### Required work:
Repeat every record below exactly as written.

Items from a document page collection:

- - - -

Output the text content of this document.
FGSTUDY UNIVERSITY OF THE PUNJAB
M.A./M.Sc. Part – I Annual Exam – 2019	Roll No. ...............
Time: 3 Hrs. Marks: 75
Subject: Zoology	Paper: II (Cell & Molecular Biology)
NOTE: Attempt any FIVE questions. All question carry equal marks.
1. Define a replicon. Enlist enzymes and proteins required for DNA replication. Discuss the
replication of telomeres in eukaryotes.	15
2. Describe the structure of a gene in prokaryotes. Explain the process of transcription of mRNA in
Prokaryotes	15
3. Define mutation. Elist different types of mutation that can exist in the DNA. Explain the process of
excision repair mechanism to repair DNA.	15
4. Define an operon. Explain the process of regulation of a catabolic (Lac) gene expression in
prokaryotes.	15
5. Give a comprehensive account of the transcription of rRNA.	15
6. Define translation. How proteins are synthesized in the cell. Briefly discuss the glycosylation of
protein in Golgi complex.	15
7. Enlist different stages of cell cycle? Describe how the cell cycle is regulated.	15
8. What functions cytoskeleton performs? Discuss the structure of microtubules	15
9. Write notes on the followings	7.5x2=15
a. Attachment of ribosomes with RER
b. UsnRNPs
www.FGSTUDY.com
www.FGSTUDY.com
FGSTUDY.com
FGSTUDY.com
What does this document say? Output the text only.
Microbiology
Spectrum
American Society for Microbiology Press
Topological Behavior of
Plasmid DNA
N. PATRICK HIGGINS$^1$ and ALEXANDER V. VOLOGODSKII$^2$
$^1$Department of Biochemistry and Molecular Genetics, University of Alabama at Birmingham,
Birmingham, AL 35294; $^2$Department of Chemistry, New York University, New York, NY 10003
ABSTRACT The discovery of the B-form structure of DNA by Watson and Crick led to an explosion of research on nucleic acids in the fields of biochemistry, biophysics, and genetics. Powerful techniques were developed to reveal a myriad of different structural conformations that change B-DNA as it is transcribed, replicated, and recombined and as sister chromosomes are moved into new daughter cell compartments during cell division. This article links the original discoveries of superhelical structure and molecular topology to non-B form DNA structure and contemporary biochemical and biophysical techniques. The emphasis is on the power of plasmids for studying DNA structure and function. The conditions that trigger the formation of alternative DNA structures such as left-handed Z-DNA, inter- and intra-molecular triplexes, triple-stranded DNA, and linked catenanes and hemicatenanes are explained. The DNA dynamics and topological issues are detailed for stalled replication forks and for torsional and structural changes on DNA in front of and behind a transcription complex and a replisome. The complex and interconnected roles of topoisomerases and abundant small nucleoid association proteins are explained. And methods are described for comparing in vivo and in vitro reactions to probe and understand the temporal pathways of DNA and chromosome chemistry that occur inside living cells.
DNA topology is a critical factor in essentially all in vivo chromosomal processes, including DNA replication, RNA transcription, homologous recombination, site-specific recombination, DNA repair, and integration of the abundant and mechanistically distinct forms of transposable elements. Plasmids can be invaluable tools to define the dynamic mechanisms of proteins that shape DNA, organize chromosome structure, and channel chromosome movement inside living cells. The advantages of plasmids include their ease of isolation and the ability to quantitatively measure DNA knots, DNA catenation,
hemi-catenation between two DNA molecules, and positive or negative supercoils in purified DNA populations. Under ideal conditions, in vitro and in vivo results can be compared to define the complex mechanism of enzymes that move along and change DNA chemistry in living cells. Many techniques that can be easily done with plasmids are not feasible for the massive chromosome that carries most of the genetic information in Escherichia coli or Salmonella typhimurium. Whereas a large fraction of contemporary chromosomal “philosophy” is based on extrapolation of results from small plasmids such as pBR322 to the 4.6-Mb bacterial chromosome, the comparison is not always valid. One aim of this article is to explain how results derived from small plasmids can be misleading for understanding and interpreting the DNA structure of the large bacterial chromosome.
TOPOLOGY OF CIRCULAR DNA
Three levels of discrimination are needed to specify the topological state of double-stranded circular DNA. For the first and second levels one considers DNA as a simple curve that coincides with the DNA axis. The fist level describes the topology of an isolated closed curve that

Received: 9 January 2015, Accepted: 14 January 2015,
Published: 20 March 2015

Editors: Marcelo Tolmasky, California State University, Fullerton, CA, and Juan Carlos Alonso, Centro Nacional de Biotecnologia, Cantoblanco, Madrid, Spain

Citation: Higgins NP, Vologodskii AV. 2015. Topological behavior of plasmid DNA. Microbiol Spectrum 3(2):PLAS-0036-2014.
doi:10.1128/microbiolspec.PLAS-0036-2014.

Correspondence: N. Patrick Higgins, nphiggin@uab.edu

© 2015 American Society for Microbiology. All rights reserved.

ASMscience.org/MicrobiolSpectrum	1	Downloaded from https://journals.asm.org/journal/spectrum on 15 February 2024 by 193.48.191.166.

- - - -

### Final answer:
Output the text content of this document.
FGSTUDY UNIVERSITY OF THE PUNJAB
M.A./M.Sc. Part – I Annual Exam – 2019	Roll No. ...............
Time: 3 Hrs. Marks: 75
Subject: Zoology	Paper: II (Cell & Molecular Biology)
NOTE: Attempt any FIVE questions. All question carry equal marks.
1. Define a replicon. Enlist enzymes and proteins required for DNA replication. Discuss the
replication of telomeres in eukaryotes.	15
2. Describe the structure of a gene in prokaryotes. Explain the process of transcription of mRNA in
Prokaryotes	15
3. Define mutation. Elist different types of mutation that can exist in the DNA. Explain the process of
excision repair mechanism to repair DNA.	15
4. Define an operon. Explain the process of regulation of a catabolic (Lac) gene expression in
prokaryotes.	15
5. Give a comprehensive account of the transcription of rRNA.	15
6. Define translation. How proteins are synthesized in the cell. Briefly discuss the glycosylation of
protein in Golgi complex.	15
7. Enlist different stages of cell cycle? Describe how the cell cycle is regulated.	15
8. What functions cytoskeleton performs? Discuss the structure of microtubules	15
9. Write notes on the followings	7.5x2=15
a. Attachment of ribosomes with RER
b. UsnRNPs
www.FGSTUDY.com
www.FGSTUDY.com
FGSTUDY.com
FGSTUDY.com
What does this document say? Output the text only.
Microbiology
Spectrum
American Society for Microbiology Press
Topological Behavior of
Plasmid DNA
N. PATRICK HIGGINS$^1$ and ALEXANDER V. VOLOGODSKII$^2$
$^1$Department of Biochemistry and Molecular Genetics, University of Alabama at Birmingham,
Birmingham, AL 35294; $^2$Department of Chemistry, New York University, New York, NY 10003
ABSTRACT The discovery of the B-form structure of DNA by Watson and Crick led to an explosion of research on nucleic acids in the fields of biochemistry, biophysics, and genetics. Powerful techniques were developed to reveal a myriad of different structural conformations that change B-DNA as it is transcribed, replicated, and recombined and as sister chromosomes are moved into new daughter cell compartments during cell division. This article links the original discoveries of superhelical structure and molecular topology to non-B form DNA structure and contemporary biochemical and biophysical techniques. The emphasis is on the power of plasmids for studying DNA structure and function. The conditions that trigger the formation of alternative DNA structures such as left-handed Z-DNA, inter- and intra-molecular triplexes, triple-stranded DNA, and linked catenanes and hemicatenanes are explained. The DNA dynamics and topological issues are detailed for stalled replication forks and for torsional and structural changes on DNA in front of and behind a transcription complex and a replisome. The complex and interconnected roles of topoisomerases and abundant small nucleoid association proteins are explained. And methods are described for comparing in vivo and in vitro reactions to probe and understand the temporal pathways of DNA and chromosome chemistry that occur inside living cells.
DNA topology is a critical factor in essentially all in vivo chromosomal processes, including DNA replication, RNA transcription, homologous recombination, site-specific recombination, DNA repair, and integration of the abundant and mechanistically distinct forms of transposable elements. Plasmids can be invaluable tools to define the dynamic mechanisms of proteins that shape DNA, organize chromosome structure, and channel chromosome movement inside living cells. The advantages of plasmids include their ease of isolation and the ability to quantitatively measure DNA knots, DNA catenation,
hemi-catenation between two DNA molecules, and positive or negative supercoils in purified DNA populations. Under ideal conditions, in vitro and in vivo results can be compared to define the complex mechanism of enzymes that move along and change DNA chemistry in living cells. Many techniques that can be easily done with plasmids are not feasible for the massive chromosome that carries most of the genetic information in Escherichia coli or Salmonella typhimurium. Whereas a large fraction of contemporary chromosomal “philosophy” is based on extrapolation of results from small plasmids such as pBR322 to the 4.6-Mb bacterial chromosome, the comparison is not always valid. One aim of this article is to explain how results derived from small plasmids can be misleading for understanding and interpreting the DNA structure of the large bacterial chromosome.
TOPOLOGY OF CIRCULAR DNA
Three levels of discrimination are needed to specify the topological state of double-stranded circular DNA. For the first and second levels one considers DNA as a simple curve that coincides with the DNA axis. The fist level describes the topology of an isolated closed curve that

Received: 9 January 2015, Accepted: 14 January 2015,
Published: 20 March 2015

Editors: Marcelo Tolmasky, California State University, Fullerton, CA, and Juan Carlos Alonso, Centro Nacional de Biotecnologia, Cantoblanco, Madrid, Spain

Citation: Higgins NP, Vologodskii AV. 2015. Topological behavior of plasmid DNA. Microbiol Spectrum 3(2):PLAS-0036-2014.
doi:10.1128/microbiolspec.PLAS-0036-2014.

Correspondence: N. Patrick Higgins, nphiggin@uab.edu

© 2015 American Society for Microbiology. All rights reserved.

ASMscience.org/MicrobiolSpectrum	1	Downloaded from https://journals.asm.org/journal/spectrum on 15 February 2024 by 193.48.191.166.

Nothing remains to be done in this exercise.